> _WRITTEN PROBLEM_: Only a number is wanted: how many lines in the listing contain the word "rest"?

+ + + + +

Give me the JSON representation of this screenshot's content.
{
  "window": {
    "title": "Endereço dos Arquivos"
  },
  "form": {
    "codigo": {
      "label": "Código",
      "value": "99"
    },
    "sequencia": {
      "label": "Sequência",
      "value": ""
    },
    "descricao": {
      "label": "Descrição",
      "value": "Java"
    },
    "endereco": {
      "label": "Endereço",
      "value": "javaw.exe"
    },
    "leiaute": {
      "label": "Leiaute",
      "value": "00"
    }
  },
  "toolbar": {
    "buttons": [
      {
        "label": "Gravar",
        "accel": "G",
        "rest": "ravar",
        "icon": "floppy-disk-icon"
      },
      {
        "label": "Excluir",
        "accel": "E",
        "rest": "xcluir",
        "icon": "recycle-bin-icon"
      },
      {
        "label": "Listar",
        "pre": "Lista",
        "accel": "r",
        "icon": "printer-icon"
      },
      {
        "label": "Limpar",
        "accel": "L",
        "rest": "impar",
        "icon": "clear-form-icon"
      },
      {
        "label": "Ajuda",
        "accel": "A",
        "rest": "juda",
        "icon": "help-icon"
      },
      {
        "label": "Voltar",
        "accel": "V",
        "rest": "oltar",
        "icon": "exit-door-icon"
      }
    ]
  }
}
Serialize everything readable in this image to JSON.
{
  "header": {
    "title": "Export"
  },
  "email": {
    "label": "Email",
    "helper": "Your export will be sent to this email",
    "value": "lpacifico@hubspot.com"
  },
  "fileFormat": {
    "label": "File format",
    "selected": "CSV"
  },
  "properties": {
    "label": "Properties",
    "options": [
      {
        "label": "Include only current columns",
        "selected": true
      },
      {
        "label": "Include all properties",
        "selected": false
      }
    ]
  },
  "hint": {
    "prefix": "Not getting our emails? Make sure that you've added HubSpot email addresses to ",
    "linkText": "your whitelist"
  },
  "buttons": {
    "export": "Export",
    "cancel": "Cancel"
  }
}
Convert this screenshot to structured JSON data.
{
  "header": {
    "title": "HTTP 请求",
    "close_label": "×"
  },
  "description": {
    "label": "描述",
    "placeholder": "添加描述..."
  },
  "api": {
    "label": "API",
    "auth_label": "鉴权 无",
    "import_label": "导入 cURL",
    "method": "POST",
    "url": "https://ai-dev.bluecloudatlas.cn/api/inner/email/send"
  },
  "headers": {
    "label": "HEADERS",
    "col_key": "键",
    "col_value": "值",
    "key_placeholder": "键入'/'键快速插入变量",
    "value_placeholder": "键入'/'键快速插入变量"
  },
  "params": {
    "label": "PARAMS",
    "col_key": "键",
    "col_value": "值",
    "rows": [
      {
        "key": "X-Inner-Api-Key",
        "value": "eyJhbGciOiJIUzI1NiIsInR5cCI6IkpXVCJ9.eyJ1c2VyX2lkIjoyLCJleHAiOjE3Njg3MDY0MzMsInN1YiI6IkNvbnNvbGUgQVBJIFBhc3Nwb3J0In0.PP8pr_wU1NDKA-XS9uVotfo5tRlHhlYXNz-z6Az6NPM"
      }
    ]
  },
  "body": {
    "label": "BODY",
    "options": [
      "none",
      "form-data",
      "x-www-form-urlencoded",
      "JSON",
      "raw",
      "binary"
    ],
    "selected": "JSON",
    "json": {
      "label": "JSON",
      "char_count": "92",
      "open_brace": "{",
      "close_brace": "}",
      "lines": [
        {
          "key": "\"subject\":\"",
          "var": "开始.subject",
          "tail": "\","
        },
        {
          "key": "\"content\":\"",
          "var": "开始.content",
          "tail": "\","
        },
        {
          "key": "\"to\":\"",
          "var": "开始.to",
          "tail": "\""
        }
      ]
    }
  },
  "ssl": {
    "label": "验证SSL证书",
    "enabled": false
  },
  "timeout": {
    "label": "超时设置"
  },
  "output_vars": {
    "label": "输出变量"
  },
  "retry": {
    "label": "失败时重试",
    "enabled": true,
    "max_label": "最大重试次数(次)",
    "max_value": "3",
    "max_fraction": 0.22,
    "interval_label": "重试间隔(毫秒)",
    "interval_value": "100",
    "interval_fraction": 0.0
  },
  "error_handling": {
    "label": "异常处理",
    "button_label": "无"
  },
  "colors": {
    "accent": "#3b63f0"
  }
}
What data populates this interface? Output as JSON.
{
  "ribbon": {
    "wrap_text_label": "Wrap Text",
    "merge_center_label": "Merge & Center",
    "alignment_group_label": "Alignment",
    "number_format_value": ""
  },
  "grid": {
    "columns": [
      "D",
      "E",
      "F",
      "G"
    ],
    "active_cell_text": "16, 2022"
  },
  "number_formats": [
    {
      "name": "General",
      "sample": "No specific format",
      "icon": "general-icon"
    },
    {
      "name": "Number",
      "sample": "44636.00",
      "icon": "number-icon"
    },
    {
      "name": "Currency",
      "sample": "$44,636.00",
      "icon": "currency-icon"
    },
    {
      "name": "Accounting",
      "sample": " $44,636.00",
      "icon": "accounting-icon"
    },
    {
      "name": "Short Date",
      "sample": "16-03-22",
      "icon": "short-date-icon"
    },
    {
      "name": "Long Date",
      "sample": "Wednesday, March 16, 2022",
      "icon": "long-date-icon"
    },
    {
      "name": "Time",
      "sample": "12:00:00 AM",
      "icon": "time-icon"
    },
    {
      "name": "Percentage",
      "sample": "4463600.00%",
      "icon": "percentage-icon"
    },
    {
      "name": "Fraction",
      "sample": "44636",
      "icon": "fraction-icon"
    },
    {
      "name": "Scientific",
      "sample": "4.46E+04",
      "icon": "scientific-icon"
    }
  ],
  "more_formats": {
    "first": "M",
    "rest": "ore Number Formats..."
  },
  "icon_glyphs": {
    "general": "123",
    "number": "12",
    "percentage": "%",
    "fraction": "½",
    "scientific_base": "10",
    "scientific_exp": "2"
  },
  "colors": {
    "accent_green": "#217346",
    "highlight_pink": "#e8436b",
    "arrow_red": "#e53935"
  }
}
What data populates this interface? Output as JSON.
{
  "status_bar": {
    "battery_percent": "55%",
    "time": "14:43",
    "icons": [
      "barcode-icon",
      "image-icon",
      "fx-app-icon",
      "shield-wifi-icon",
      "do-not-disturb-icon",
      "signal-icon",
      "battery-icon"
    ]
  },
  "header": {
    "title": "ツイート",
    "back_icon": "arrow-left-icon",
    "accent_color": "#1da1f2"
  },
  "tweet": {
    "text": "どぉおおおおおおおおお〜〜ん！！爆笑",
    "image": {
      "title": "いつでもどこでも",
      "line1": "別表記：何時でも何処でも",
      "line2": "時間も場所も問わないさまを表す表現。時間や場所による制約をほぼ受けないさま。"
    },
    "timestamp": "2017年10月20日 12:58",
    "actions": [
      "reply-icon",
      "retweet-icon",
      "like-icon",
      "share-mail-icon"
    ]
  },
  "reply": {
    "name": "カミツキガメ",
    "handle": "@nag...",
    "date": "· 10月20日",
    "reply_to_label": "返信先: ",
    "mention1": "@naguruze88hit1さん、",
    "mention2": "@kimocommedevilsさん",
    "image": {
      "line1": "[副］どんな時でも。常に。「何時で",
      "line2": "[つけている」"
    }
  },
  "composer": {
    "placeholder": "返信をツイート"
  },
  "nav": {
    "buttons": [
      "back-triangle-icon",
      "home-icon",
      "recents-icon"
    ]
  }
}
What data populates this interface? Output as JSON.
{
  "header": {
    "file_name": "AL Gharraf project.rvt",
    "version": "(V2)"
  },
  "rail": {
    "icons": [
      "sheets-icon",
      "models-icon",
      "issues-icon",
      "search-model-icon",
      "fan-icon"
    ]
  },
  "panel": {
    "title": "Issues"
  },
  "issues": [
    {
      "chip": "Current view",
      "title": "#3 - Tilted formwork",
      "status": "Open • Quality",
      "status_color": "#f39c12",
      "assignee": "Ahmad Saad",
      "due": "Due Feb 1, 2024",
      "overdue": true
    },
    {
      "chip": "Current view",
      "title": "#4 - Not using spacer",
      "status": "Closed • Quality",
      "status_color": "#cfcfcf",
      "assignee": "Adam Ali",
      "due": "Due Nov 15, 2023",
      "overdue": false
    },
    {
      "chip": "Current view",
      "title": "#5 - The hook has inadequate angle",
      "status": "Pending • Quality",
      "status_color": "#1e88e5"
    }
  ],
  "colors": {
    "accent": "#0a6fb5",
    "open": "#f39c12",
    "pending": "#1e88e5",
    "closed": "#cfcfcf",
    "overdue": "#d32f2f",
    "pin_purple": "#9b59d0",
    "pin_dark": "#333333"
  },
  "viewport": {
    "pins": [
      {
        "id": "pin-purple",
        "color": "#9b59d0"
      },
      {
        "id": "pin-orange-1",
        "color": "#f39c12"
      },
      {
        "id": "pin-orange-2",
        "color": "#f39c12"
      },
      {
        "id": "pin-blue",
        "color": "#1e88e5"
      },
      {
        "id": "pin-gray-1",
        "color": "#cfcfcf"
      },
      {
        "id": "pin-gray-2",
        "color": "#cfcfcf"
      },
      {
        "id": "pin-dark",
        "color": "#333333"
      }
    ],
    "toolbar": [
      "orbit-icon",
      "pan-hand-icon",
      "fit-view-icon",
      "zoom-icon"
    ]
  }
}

+ + + + +

> _SOLUTION TO THIS TASK_: 6